Triumphant in the Prix de Diane (G1) and Nassau Stakes (G1) at three, the daughter of
Frankel was fourth in the Prix Corrida (G2) on her return at four and was beaten half a length when second in the Hoppings Stakes (G3) on Newcastle’s All-Weather at the end of June.
Dropped back to a mile at Newmarket, she made light of the stormy conditions to triumph by 5l from the Coronation Stakes (G1) runner-up Remarquee (Kingman) and recent Pretty Polly Stakes (G1) heroine Via Sistina (Fastnet Rock).
Her Listed-winning Pivotal dam Princess Loulou has a yearling colt by Dubawi and returned this year to Frankel.
Al Sagar’s Blue Diamond Stud registered a Group double as a breeder when Araminta (Gleneagles) won the Prix Chloe (G3) two days after Nashwa’s triumph. She was sold for 82,000gns to Blandford Bloodstock in Book 2 of the 2021 Tattersalls October Yearling Sale, and is out of the late Lady Rothschild’s Group 3 winner Mince (Medicean), herself purchased for 130,000gns from the Rothschild dispersal at the Tattersalls December Sale in 2019. Sadly, the mare died having produced only Araminta for Al Sagar.
First stakes winners on the board for first-season sires Magna Grecia and Calyx
WHILE PLENTY of this year’s first-crop sires have been quick to get winners on the board, stakes winners were slower to follow during the early part of the season.
Numerical leader Blue Point (18) was the first to hit the mark with Big Evs at Royal Ascot, but in July a couple more young sires celebrated their first stakes success.
Myconian, sired by Coolmore’s Magna Grecia, was sixth behind Big Evs in the Listed Windsor Castle (his fifth race of the season), but Amy Murphy sent the colt back to France, where he had made his winning debut in March, to land the Listed Prix Yacowlef.
Bred in the name of Lisbrook, the colt was a €27,000 graduate of the Tattersalls Ireland September Yearling Sale.

## AIM OF THE TASK
Rewrite the racing report between "Triumphant in the" and "year to Frankel.", inclusive, with "Sandown" in place of "Newmarket".

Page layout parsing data
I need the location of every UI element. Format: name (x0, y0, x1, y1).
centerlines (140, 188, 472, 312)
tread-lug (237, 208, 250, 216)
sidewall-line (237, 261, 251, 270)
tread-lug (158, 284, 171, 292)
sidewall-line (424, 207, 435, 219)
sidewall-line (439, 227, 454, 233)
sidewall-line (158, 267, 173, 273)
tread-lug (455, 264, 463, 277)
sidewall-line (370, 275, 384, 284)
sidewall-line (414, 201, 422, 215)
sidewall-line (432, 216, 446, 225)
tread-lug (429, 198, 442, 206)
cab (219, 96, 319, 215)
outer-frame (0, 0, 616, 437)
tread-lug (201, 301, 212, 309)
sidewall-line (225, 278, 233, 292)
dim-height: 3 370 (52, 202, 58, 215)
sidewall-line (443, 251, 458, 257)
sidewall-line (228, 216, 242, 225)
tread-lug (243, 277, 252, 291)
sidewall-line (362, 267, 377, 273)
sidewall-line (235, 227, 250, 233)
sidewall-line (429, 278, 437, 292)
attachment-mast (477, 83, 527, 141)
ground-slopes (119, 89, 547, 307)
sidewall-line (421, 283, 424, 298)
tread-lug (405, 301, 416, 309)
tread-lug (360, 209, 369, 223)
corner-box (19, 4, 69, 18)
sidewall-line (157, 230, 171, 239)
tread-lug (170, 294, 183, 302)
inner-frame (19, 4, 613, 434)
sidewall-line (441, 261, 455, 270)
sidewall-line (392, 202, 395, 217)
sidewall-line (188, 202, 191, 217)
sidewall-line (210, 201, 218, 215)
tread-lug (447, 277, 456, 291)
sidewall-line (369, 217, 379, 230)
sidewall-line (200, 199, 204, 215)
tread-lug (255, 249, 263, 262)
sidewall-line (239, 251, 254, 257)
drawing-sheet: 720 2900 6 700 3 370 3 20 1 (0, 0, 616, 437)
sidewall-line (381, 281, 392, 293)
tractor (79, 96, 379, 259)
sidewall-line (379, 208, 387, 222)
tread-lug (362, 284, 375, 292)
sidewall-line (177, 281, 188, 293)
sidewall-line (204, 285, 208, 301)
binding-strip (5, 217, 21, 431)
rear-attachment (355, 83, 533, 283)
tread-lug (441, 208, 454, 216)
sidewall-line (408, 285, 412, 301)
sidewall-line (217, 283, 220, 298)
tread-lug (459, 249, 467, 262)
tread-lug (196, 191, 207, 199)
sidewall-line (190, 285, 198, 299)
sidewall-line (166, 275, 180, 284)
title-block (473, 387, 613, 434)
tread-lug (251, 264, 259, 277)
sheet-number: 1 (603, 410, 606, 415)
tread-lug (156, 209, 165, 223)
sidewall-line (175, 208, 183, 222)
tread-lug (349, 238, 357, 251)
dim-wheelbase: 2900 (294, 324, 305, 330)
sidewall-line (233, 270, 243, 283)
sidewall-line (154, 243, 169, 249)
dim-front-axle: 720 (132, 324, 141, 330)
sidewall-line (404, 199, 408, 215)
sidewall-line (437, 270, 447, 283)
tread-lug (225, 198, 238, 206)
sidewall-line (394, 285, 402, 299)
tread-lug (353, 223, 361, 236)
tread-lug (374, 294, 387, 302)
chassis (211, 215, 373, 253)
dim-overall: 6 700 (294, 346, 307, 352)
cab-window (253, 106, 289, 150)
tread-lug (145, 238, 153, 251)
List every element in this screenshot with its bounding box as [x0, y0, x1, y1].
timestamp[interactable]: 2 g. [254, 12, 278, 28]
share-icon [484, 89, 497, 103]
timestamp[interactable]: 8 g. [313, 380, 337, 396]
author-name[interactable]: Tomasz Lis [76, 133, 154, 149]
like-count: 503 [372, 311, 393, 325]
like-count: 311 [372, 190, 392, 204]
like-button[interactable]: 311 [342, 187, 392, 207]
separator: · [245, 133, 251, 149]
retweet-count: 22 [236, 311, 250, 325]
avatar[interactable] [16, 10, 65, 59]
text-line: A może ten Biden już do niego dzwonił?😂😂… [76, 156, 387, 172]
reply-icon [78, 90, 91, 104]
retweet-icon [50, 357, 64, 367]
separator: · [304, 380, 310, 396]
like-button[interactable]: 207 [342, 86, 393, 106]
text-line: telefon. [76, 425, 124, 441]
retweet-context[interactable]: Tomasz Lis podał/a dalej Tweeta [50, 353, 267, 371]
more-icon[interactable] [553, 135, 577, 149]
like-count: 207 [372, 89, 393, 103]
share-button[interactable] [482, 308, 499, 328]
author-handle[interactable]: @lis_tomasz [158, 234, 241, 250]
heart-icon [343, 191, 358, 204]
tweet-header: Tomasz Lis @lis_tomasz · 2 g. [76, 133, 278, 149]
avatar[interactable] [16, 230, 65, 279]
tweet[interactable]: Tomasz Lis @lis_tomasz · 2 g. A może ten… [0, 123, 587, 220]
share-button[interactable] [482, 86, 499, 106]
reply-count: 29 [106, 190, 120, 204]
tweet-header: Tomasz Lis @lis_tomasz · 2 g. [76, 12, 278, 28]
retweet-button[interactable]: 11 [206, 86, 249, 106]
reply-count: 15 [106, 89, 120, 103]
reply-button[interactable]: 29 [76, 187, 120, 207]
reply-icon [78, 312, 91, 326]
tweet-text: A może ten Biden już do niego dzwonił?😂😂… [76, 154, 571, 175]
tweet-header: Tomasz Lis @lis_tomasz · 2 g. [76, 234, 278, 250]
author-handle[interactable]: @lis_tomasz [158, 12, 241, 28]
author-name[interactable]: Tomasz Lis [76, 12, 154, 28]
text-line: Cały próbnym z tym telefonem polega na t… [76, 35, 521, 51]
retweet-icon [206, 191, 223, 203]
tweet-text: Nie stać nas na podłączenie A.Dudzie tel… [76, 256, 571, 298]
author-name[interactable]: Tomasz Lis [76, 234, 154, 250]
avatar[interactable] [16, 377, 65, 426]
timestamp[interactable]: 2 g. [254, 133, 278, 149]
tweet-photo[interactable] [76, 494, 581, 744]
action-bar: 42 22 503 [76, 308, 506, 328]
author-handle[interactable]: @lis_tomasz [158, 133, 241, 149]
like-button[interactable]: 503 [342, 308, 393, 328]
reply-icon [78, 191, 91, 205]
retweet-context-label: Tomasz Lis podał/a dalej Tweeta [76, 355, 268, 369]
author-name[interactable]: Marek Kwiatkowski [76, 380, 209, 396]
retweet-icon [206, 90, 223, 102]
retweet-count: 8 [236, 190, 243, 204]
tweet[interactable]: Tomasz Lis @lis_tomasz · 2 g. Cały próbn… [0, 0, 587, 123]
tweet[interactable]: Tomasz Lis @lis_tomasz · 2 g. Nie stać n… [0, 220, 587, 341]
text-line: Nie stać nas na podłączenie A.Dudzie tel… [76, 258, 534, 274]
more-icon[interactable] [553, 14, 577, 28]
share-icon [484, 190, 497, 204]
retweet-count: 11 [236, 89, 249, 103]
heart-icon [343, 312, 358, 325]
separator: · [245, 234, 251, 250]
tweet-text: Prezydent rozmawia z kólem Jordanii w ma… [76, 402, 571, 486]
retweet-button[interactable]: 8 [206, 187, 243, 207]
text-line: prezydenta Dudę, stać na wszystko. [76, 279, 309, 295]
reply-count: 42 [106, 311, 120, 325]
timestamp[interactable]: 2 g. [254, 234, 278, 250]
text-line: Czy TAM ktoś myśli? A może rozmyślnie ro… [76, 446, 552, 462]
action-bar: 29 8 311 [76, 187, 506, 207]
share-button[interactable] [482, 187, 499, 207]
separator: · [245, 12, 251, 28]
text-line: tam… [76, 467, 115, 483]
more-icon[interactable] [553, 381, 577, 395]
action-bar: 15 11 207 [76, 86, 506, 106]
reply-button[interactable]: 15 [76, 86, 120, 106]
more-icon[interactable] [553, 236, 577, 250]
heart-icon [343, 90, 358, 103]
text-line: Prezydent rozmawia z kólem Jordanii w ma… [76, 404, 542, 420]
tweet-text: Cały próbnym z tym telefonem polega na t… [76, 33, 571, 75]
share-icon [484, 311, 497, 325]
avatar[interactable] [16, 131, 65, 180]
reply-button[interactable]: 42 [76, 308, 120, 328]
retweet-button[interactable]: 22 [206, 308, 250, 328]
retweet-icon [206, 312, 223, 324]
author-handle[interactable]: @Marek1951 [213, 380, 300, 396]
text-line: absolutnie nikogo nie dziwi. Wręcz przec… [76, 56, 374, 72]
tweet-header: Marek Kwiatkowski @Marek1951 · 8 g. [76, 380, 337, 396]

## FINAL ANSWER
Triumphant in the Prix de Diane (G1) and Nassau Stakes (G1) at three, the daughter of
Frankel was fourth in the Prix Corrida (G2) on her return at four and was beaten half a length when second in the Hoppings Stakes (G3) on Newcastle’s All-Weather at the end of June.
Dropped back to a mile at Sandown, she made light of the stormy conditions to triumph by 5l from the Coronation Stakes (G1) runner-up Remarquee (Kingman) and recent Pretty Polly Stakes (G1) heroine Via Sistina (Fastnet Rock).
Her Listed-winning Pivotal dam Princess Loulou has a yearling colt by Dubawi and returned this year to Frankel.